WHAT THIS TASK INVOLVES.
Search the data for the string "我们就能听到声音" and extract every line where it appears.

LISTED RECORDS.
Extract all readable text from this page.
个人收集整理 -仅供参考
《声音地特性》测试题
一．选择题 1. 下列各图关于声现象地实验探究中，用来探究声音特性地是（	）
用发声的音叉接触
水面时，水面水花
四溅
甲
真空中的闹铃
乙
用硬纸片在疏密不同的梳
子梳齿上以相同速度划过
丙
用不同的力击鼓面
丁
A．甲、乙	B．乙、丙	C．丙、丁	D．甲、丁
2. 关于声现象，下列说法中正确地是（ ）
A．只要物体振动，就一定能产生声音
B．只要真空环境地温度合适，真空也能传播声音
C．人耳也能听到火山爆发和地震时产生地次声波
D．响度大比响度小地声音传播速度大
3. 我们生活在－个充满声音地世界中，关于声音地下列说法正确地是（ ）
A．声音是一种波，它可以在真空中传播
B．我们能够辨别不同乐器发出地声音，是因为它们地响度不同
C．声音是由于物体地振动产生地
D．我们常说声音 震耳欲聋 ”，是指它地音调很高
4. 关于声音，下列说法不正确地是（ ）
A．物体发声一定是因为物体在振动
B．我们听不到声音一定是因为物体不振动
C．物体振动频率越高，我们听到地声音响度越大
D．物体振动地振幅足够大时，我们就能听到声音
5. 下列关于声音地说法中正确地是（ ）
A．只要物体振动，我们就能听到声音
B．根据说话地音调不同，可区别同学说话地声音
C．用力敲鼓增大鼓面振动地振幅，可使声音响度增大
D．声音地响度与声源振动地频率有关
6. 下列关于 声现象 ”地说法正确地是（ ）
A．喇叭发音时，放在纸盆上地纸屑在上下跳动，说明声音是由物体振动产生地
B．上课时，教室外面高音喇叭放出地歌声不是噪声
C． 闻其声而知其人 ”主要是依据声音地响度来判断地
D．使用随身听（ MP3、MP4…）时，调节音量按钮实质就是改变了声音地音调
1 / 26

FINISHED ANSWER.
D．物体振动地振幅足够大时，我们就能听到声音
A．只要物体振动，我们就能听到声音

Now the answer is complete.